● **Stated exercise**: Lines containing the string "document" are to be counted; report the total by itself.

## BEGIN Data provided

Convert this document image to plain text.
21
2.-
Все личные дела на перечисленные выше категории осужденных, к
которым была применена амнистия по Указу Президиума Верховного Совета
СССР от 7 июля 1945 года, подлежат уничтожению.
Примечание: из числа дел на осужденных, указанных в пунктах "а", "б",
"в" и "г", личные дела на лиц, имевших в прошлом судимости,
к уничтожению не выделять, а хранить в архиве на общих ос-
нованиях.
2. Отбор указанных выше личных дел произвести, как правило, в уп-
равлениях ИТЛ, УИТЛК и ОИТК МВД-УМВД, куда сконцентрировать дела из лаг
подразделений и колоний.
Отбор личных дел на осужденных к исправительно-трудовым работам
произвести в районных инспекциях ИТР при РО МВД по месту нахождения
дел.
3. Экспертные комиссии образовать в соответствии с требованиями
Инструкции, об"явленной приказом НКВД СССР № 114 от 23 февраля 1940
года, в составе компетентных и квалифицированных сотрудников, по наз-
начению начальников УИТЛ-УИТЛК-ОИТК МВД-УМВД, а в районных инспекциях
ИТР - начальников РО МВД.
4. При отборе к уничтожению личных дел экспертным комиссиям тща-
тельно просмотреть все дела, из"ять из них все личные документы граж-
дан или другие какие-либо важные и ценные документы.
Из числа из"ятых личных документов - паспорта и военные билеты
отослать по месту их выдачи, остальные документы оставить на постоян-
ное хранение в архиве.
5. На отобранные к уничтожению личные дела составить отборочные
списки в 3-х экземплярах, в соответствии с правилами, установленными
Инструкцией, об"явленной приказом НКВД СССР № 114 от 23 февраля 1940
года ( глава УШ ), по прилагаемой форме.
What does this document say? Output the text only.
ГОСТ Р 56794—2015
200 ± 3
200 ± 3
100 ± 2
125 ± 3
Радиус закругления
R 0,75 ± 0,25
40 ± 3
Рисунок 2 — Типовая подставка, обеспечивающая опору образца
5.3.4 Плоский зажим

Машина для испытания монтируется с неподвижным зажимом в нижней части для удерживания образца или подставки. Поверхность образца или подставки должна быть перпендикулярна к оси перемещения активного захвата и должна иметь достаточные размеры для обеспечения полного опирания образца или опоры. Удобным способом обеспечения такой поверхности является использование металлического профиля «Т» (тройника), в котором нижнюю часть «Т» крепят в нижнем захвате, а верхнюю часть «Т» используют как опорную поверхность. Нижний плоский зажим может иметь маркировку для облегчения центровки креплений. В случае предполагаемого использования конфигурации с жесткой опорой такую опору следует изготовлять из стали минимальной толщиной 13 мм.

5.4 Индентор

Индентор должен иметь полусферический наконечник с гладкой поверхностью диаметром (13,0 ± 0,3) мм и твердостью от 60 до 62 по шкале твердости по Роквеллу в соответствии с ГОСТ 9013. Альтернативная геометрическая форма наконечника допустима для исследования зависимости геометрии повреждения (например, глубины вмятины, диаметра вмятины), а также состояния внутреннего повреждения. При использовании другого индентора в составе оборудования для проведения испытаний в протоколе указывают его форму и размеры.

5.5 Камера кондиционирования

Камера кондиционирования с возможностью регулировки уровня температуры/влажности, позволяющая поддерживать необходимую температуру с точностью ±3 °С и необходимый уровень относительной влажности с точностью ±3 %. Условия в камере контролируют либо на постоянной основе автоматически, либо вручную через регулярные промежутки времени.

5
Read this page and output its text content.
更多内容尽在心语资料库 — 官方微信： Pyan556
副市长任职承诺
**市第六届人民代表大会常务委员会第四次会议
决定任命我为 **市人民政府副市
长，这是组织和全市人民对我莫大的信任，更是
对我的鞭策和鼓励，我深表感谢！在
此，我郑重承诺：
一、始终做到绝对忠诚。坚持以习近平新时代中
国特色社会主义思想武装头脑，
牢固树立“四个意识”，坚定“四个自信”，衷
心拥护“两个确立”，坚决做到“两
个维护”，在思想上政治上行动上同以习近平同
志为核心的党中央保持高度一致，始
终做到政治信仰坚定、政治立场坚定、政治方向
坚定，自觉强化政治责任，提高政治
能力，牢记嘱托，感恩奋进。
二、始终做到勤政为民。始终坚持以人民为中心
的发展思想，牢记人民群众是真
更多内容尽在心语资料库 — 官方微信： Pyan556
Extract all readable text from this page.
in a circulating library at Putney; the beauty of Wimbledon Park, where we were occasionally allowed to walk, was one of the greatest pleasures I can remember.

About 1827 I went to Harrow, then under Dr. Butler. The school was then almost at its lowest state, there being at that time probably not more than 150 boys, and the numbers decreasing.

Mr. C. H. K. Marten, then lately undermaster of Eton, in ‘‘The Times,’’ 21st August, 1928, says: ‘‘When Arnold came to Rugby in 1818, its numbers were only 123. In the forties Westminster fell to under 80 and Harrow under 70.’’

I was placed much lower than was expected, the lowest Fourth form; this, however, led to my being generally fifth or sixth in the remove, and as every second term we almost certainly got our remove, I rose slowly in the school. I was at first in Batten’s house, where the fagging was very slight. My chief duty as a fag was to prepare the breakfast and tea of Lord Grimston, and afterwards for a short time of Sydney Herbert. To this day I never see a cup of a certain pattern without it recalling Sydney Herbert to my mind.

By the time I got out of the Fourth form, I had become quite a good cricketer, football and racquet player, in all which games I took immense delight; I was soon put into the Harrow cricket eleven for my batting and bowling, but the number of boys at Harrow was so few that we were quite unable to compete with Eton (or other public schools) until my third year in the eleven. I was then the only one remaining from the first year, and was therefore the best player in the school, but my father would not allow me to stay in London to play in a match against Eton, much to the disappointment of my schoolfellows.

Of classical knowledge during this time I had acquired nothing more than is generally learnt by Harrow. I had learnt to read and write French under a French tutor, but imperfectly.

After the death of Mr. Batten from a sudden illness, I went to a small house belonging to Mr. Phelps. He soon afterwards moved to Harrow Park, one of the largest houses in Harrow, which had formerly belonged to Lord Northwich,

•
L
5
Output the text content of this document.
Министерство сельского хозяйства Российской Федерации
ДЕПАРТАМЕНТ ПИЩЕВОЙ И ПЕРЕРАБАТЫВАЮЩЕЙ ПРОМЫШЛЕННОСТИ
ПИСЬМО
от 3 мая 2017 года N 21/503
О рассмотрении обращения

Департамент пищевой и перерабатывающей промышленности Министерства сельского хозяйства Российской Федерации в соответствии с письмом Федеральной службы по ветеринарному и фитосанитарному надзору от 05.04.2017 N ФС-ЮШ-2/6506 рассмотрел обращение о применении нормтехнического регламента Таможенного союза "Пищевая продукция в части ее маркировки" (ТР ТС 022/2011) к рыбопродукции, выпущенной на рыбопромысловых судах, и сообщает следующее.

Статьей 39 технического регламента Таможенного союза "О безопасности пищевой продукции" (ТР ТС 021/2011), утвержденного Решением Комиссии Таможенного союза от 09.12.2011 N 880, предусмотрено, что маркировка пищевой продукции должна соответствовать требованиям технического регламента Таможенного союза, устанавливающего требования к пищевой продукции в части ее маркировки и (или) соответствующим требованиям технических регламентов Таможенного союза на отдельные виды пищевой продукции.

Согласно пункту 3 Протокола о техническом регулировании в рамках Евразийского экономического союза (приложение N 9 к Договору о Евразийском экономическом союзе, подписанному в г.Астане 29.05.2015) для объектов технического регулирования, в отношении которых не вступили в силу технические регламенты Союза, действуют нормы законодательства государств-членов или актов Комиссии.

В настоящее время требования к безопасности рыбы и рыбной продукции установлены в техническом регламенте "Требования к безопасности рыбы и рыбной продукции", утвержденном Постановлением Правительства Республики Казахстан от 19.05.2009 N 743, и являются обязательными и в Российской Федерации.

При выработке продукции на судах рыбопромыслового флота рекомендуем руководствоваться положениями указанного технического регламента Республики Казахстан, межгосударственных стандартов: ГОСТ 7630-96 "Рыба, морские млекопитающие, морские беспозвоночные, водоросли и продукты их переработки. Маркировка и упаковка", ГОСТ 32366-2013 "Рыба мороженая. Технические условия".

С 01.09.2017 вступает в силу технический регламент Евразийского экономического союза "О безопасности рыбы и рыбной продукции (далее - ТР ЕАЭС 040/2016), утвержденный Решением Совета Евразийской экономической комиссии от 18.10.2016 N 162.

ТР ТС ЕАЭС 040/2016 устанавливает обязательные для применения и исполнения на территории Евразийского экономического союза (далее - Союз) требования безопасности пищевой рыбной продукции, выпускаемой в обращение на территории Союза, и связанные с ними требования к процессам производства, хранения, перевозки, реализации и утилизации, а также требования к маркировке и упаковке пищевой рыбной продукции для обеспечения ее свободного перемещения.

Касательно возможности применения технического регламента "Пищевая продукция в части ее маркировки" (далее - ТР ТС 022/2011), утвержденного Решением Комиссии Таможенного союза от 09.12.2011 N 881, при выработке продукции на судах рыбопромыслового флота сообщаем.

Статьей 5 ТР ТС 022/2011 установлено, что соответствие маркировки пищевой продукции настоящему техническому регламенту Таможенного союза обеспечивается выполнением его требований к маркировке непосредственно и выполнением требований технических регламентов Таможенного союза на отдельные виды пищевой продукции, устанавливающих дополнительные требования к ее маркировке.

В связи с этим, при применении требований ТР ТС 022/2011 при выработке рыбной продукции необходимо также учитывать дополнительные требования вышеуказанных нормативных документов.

## END Data provided

● **Full output**: 3